Task objective
Keep only the lines where "IEEE" appears.

Given information
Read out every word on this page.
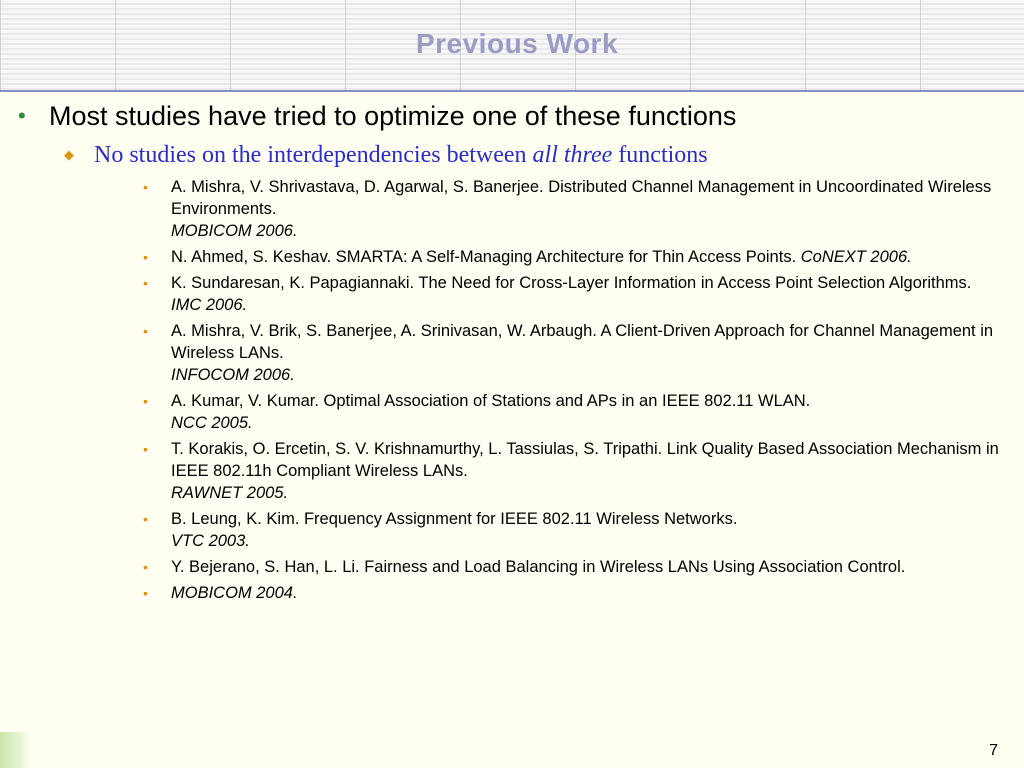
Previous Work
• Most studies have tried to optimize one of these functions
◆ No studies on the interdependencies between all three functions
• A. Mishra, V. Shrivastava, D. Agarwal, S. Banerjee. Distributed Channel Management in Uncoordinated Wireless Environments.
MOBICOM 2006.
• N. Ahmed, S. Keshav. SMARTA: A Self-Managing Architecture for Thin Access Points. CoNEXT 2006.
• K. Sundaresan, K. Papagiannaki. The Need for Cross-Layer Information in Access Point Selection Algorithms.
IMC 2006.
• A. Mishra, V. Brik, S. Banerjee, A. Srinivasan, W. Arbaugh. A Client-Driven Approach for Channel Management in Wireless LANs.
INFOCOM 2006.
• A. Kumar, V. Kumar. Optimal Association of Stations and APs in an IEEE 802.11 WLAN.
NCC 2005.
• T. Korakis, O. Ercetin, S. V. Krishnamurthy, L. Tassiulas, S. Tripathi. Link Quality Based Association Mechanism in IEEE 802.11h Compliant Wireless LANs.
RAWNET 2005.
• B. Leung, K. Kim. Frequency Assignment for IEEE 802.11 Wireless Networks.
VTC 2003.
• Y. Bejerano, S. Han, L. Li. Fairness and Load Balancing in Wireless LANs Using Association Control.
• MOBICOM 2004.
7
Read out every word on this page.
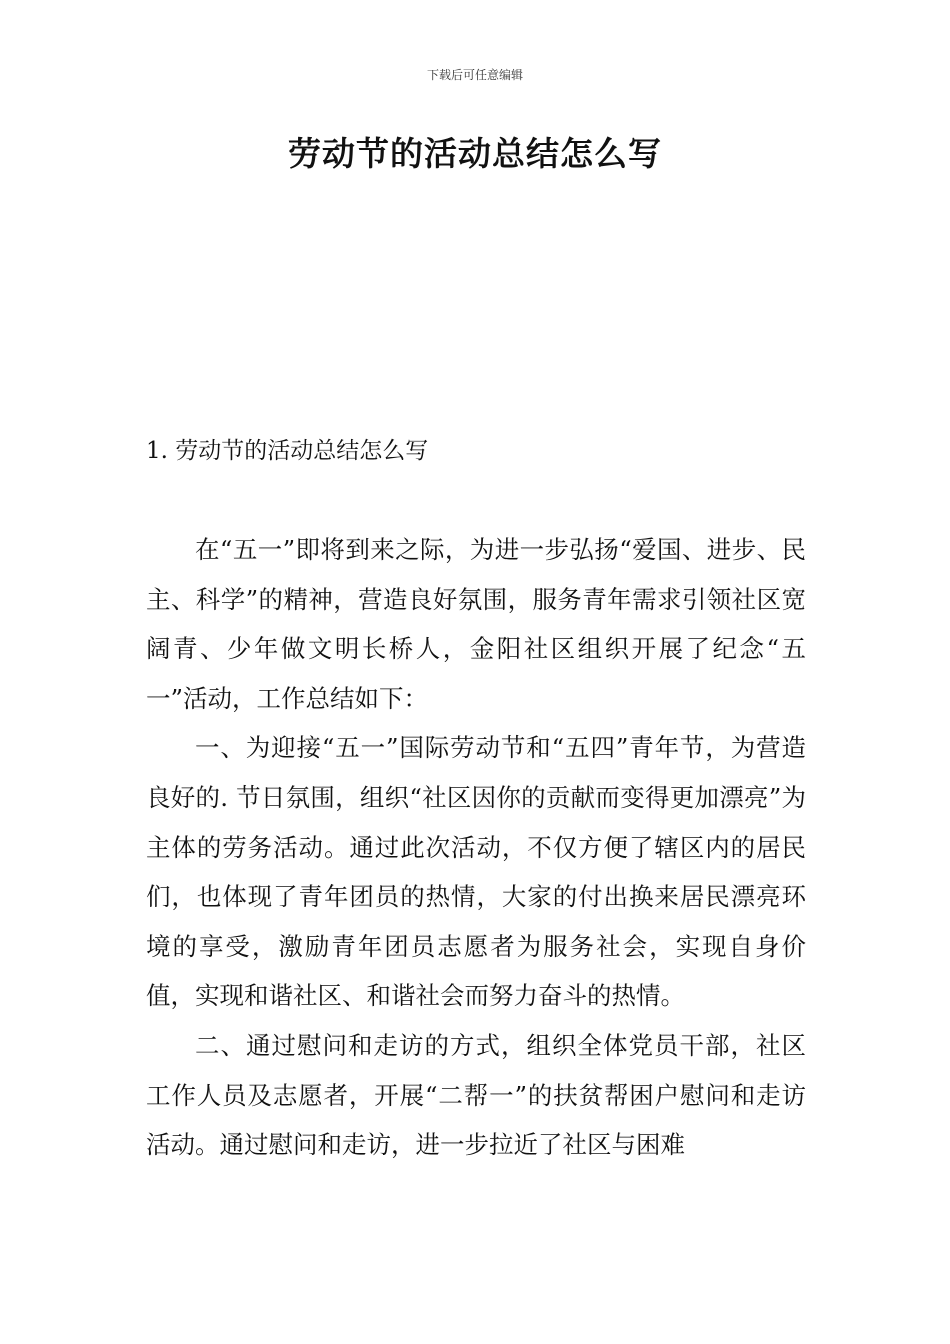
下载后可任意编辑
劳动节的活动总结怎么写
1. 劳动节的活动总结怎么写

在“五一”即将到来之际，为进一步弘扬“爱国、进步、民主、科学”的精神，营造良好氛围，服务青年需求引领社区宽阔青、少年做文明长桥人，金阳社区组织开展了纪念“五一”活动，工作总结如下：

一、为迎接“五一”国际劳动节和“五四”青年节，为营造良好的. 节日氛围，组织“社区因你的贡献而变得更加漂亮”为主体的劳务活动。通过此次活动，不仅方便了辖区内的居民们，也体现了青年团员的热情，大家的付出换来居民漂亮环境的享受，激励青年团员志愿者为服务社会，实现自身价值，实现和谐社区、和谐社会而努力奋斗的热情。

二、通过慰问和走访的方式，组织全体党员干部，社区工作人员及志愿者，开展“二帮一”的扶贫帮困户慰问和走访活动。通过慰问和走访，进一步拉近了社区与困难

Full solution
• A. Kumar, V. Kumar. Optimal Association of Stations and APs in an IEEE 802.11 WLAN.
• T. Korakis, O. Ercetin, S. V. Krishnamurthy, L. Tassiulas, S. Tripathi. Link Quality Based Association Mechanism in IEEE 802.11h Compliant Wireless LANs.
• B. Leung, K. Kim. Frequency Assignment for IEEE 802.11 Wireless Networks.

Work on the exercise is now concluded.